§ **Objective**: Find every line with the word "document". Copy those lines.

((

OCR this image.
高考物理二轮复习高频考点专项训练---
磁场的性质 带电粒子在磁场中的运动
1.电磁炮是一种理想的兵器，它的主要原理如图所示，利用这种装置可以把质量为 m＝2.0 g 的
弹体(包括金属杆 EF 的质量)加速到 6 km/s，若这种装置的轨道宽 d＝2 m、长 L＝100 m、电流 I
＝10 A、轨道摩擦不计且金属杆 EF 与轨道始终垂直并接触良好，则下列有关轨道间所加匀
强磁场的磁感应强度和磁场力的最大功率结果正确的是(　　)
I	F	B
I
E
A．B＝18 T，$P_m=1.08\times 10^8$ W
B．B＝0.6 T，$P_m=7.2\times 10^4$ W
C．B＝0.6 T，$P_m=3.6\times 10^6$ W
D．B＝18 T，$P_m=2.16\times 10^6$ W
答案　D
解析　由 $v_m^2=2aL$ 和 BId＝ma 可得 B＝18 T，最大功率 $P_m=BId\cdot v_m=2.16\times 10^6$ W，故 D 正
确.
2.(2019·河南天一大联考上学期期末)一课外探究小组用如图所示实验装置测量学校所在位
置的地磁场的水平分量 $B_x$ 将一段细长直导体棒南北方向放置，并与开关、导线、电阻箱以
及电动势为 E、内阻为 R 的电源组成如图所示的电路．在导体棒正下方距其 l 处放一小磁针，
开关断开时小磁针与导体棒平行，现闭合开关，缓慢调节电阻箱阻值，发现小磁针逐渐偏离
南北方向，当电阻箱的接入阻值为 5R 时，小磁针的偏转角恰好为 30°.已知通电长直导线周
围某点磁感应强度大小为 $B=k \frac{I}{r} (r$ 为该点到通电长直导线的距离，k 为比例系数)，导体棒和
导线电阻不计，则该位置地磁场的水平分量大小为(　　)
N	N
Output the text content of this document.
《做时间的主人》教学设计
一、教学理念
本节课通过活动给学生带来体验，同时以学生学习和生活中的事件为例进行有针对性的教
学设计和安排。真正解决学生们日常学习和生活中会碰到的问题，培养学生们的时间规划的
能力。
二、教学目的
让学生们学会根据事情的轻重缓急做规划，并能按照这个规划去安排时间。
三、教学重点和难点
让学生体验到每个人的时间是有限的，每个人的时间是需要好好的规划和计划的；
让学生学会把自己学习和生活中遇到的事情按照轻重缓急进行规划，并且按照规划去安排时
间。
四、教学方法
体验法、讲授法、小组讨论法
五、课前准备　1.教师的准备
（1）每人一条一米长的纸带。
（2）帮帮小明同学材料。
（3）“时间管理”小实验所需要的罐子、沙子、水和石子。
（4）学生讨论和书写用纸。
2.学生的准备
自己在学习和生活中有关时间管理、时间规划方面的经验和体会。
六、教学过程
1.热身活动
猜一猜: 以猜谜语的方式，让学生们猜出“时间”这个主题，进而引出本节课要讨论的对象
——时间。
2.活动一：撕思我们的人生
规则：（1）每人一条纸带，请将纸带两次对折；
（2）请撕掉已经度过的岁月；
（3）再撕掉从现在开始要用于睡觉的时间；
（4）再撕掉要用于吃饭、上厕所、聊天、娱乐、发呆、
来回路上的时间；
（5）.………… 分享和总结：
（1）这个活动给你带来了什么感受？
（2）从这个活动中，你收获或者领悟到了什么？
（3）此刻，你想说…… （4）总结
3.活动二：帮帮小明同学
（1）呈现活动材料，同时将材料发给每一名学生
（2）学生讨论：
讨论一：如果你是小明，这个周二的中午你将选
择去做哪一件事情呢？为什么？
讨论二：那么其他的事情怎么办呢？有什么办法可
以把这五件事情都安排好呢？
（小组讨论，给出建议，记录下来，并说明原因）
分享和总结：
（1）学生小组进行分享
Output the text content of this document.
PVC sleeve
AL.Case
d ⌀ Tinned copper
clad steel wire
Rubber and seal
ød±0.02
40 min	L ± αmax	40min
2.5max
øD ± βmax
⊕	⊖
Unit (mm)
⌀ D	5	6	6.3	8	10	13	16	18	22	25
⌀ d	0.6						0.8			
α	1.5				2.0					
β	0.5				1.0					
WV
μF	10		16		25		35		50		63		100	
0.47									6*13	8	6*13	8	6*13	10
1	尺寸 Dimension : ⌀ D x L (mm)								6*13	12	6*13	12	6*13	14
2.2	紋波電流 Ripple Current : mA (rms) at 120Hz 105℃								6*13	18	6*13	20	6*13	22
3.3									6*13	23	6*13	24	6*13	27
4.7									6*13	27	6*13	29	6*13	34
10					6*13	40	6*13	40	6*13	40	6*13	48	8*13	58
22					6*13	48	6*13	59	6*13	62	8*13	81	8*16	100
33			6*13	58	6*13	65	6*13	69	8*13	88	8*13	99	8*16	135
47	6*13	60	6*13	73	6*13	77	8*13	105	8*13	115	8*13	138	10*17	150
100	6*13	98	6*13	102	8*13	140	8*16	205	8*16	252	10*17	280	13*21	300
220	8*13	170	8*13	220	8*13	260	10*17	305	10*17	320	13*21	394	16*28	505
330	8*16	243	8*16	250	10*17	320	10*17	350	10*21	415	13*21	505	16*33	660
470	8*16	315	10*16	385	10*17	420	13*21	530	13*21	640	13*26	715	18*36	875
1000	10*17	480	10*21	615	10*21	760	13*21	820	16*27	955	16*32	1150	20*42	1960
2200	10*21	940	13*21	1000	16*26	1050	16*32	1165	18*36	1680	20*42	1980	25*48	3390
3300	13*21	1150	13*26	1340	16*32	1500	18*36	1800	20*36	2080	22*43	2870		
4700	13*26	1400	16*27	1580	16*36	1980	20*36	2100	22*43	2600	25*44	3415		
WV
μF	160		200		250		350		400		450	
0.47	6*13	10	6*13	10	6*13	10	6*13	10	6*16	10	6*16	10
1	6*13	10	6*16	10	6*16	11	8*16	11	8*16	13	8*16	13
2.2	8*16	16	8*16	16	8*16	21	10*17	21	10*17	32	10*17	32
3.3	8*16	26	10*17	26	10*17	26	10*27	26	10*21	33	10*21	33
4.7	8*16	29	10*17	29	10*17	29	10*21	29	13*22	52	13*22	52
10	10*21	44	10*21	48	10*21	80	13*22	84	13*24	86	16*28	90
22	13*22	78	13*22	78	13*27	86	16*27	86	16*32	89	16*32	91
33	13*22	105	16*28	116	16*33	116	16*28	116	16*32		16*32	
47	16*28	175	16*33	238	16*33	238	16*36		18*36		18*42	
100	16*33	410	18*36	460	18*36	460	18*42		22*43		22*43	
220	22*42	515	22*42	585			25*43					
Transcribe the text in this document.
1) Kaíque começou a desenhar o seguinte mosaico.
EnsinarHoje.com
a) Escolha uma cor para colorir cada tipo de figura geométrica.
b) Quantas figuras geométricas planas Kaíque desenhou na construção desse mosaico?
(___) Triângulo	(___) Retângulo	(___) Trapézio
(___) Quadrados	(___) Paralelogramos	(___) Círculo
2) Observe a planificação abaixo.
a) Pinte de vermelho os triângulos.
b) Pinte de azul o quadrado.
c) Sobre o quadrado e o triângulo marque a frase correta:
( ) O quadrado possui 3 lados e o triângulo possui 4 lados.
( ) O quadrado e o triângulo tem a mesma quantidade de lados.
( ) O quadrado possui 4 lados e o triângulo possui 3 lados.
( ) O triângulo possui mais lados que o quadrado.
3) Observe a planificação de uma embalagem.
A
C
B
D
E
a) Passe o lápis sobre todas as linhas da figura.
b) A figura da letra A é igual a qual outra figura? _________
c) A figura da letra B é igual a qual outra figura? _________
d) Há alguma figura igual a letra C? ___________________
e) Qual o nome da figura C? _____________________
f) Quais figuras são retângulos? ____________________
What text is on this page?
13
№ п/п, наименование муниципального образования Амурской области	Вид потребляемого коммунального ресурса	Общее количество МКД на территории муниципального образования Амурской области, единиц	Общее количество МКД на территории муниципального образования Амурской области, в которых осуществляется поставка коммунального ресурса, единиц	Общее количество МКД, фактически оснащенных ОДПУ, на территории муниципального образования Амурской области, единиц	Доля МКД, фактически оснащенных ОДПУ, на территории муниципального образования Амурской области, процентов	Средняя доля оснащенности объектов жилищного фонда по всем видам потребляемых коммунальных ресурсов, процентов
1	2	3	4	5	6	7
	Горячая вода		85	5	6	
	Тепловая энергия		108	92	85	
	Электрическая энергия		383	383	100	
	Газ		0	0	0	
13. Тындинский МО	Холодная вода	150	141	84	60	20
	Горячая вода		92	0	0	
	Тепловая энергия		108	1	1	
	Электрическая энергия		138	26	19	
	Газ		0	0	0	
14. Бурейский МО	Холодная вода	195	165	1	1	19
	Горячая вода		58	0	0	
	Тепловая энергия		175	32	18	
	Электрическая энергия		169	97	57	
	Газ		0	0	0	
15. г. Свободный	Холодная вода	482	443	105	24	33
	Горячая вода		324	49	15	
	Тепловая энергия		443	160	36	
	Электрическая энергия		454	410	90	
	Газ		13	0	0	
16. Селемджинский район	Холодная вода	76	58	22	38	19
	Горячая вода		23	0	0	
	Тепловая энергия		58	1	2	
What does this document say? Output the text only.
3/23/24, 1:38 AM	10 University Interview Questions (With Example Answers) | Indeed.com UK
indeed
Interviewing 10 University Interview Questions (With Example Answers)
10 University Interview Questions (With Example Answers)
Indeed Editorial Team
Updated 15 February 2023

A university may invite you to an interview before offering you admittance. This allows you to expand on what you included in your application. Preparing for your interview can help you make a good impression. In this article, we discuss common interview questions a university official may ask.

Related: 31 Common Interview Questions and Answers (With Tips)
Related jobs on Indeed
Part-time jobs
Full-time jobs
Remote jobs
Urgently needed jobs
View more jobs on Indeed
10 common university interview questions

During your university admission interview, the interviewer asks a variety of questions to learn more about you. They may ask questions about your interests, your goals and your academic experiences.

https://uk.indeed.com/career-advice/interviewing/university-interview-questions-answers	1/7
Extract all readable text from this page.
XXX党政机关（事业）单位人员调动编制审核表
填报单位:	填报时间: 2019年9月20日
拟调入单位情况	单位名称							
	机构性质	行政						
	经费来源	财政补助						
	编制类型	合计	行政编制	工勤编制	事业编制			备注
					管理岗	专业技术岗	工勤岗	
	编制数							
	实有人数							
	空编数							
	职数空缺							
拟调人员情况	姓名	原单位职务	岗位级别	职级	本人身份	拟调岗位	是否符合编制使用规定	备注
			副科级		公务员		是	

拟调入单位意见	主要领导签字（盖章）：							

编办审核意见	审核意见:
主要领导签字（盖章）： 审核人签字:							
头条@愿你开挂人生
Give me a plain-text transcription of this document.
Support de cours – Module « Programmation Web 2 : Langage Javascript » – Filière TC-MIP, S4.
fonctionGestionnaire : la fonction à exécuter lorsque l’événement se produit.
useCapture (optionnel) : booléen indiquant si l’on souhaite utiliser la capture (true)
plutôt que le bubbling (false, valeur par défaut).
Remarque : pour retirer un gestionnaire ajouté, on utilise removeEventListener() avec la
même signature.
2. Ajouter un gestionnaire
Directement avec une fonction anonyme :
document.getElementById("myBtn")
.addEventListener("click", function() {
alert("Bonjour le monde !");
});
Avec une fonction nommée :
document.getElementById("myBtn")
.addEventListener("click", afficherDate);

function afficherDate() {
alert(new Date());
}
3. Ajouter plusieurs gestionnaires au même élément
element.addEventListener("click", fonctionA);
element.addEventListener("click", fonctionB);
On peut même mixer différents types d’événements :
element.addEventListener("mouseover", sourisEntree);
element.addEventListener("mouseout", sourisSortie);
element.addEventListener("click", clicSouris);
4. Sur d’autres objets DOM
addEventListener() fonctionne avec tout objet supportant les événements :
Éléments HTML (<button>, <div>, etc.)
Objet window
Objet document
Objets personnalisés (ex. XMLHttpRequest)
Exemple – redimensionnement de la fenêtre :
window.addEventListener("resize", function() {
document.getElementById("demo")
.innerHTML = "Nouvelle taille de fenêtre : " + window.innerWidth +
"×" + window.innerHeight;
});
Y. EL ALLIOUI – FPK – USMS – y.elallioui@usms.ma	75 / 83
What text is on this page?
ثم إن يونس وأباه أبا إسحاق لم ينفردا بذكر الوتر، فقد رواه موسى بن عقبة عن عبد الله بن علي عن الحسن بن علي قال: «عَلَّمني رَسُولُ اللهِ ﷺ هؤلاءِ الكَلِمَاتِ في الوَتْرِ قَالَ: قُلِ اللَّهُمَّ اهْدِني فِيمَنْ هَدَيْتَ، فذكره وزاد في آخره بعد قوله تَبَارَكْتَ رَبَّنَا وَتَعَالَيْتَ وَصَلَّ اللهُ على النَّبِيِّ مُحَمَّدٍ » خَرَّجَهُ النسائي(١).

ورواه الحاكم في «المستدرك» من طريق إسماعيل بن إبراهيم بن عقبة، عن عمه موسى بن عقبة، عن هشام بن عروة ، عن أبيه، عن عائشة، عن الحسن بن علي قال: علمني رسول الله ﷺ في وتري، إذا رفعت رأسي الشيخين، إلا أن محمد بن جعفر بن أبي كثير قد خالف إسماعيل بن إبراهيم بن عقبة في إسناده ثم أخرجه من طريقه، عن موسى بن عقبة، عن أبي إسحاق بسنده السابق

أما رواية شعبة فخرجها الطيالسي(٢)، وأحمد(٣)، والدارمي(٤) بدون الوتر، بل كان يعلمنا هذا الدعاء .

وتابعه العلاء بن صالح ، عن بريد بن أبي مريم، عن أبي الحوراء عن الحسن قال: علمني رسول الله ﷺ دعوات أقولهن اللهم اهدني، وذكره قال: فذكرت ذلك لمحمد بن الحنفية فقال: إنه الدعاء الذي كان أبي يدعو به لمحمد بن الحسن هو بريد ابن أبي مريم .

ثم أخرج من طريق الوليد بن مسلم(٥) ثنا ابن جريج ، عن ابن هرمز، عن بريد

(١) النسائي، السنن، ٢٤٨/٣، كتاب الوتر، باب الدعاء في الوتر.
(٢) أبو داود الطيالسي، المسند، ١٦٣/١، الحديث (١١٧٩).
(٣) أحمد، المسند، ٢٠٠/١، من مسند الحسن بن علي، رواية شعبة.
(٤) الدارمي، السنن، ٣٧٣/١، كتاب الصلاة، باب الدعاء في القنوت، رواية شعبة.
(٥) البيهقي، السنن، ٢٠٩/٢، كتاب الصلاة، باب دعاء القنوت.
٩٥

))

§ **Solved exercise**:
Output the text content of this document.
Output the text content of this document.
Transcribe the text in this document.
What does this document say? Output the text only.
Give me a plain-text transcription of this document.
document.getElementById("myBtn")
document.getElementById("myBtn")
Objet document
document.getElementById("demo")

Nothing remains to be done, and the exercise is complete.